» Problem description
From the passage on the music industry, list each group of people the writer says was heard over the three days, along with what that group was doing.

*** Document excerpt ***

Over three days, we heard theorists giving “big-picture” views about what was happening, would-be new economy players jockeying for position, industry shills and dinosaurs trying to rationalize their existence, and ponderous “visionaries” explaining their next big things.

It was largely accepted that we were in the midst of the biggest change in the music industry since the advent of recorded music. With digital technology, the business of music is no longer based on a production model, but rather a rights management model. The consumer, aided by computers and the internet, is now the distributor and manufacturer of music. All of the squirming we see going on is the result of a failing industry trying to maintain a 19th century business model in the face of 21st century technology, and that’s just not gonna work. As one panelist said, what needs to be constructed is a way for transactions between the creator and the consumer to be mutually satisfying, and meantime, anybody else in the middle of those transactions needs to justify their existence.

*** End of Document excerpt ***
*** Recorded information ***

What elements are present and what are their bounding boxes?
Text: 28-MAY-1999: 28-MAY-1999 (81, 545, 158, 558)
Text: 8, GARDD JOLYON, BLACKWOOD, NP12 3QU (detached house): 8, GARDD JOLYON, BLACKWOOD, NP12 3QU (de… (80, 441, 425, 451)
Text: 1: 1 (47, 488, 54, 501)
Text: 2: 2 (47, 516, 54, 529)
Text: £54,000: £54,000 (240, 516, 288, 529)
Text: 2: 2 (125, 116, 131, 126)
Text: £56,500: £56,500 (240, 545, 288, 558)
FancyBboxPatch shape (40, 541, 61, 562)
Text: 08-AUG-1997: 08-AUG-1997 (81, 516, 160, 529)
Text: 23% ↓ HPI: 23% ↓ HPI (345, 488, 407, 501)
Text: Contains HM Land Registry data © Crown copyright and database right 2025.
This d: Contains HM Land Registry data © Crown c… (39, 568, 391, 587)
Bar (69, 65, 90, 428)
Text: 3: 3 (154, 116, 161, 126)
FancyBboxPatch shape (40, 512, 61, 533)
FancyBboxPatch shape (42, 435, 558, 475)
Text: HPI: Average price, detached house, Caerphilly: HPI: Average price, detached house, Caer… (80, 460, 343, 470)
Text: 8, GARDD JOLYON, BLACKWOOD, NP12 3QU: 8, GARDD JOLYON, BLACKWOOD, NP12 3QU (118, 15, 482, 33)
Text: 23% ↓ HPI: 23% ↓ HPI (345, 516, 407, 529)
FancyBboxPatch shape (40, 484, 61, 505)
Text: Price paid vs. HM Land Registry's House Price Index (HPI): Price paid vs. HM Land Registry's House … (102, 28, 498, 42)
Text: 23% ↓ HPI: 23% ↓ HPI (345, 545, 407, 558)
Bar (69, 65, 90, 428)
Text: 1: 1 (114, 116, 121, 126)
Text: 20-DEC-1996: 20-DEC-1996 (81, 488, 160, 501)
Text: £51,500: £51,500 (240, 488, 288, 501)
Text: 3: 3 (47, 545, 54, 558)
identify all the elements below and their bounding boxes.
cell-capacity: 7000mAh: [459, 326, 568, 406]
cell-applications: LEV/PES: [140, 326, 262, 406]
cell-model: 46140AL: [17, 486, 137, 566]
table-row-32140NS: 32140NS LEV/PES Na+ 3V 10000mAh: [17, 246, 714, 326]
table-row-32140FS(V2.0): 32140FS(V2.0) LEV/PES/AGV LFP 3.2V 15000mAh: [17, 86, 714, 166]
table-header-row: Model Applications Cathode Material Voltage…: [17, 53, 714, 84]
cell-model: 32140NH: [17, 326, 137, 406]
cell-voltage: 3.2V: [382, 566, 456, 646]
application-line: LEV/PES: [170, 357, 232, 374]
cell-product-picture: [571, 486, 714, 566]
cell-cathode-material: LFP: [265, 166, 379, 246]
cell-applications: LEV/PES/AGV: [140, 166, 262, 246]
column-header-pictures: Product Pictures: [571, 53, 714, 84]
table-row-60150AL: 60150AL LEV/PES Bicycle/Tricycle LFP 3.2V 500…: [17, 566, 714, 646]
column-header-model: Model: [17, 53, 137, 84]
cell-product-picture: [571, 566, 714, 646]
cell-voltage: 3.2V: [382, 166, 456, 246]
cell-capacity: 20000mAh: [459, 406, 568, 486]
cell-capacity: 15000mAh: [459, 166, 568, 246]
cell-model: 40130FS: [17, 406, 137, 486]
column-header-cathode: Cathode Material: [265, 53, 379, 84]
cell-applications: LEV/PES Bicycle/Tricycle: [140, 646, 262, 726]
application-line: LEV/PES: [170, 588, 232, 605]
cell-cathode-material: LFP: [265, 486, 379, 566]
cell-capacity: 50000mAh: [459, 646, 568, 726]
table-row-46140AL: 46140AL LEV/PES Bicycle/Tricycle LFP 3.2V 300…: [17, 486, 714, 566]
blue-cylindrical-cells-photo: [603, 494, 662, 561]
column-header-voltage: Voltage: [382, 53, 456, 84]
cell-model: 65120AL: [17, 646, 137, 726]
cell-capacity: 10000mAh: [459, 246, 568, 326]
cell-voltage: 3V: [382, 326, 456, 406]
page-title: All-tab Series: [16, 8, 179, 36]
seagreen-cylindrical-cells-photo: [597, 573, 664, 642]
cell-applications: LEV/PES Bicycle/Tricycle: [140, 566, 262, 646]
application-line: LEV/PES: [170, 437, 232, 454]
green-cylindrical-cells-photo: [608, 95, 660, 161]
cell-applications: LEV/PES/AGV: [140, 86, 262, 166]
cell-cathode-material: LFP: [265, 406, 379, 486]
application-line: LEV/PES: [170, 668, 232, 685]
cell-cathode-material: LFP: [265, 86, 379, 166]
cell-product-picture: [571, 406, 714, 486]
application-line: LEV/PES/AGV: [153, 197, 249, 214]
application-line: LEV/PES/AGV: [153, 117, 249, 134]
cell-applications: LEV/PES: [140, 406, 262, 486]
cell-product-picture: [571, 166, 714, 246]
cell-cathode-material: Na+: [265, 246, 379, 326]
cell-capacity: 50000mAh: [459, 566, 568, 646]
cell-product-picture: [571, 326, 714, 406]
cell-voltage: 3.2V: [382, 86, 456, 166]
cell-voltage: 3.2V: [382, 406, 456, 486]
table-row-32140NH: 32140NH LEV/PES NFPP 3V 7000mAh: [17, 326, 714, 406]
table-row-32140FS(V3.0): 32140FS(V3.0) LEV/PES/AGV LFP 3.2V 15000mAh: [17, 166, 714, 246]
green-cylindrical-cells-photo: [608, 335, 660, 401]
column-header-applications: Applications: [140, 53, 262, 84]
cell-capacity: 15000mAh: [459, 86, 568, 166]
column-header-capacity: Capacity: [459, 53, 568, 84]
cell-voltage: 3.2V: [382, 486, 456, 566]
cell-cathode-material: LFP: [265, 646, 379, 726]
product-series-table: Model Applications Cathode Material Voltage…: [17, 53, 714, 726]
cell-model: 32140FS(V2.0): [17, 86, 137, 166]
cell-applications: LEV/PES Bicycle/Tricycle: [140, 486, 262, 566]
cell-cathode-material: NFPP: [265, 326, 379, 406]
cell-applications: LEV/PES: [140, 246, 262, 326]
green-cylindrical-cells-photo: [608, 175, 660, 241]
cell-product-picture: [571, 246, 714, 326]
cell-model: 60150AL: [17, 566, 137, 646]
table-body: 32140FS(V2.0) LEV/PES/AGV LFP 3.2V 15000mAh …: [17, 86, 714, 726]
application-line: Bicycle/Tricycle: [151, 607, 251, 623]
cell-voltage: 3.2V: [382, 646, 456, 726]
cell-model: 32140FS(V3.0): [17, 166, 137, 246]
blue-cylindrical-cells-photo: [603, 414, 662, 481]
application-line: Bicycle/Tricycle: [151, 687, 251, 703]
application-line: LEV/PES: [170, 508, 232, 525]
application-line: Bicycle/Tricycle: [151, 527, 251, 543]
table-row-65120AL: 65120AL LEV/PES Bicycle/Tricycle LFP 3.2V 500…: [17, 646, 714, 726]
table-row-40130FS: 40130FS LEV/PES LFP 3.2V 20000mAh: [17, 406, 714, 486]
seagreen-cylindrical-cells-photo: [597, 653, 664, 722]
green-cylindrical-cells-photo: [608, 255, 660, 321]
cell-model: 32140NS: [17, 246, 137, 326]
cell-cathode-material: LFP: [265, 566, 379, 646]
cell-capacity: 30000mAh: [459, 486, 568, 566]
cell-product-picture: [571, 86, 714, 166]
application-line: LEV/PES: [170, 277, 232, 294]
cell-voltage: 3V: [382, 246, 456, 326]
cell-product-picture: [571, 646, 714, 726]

*** End of Recorded information ***

» Response to the task
- Theorists: giving "big-picture" views about what was happening
- Would-be new economy players: jockeying for position
- Industry shills and dinosaurs: trying to rationalize their existence
- Ponderous "visionaries": explaining their next big things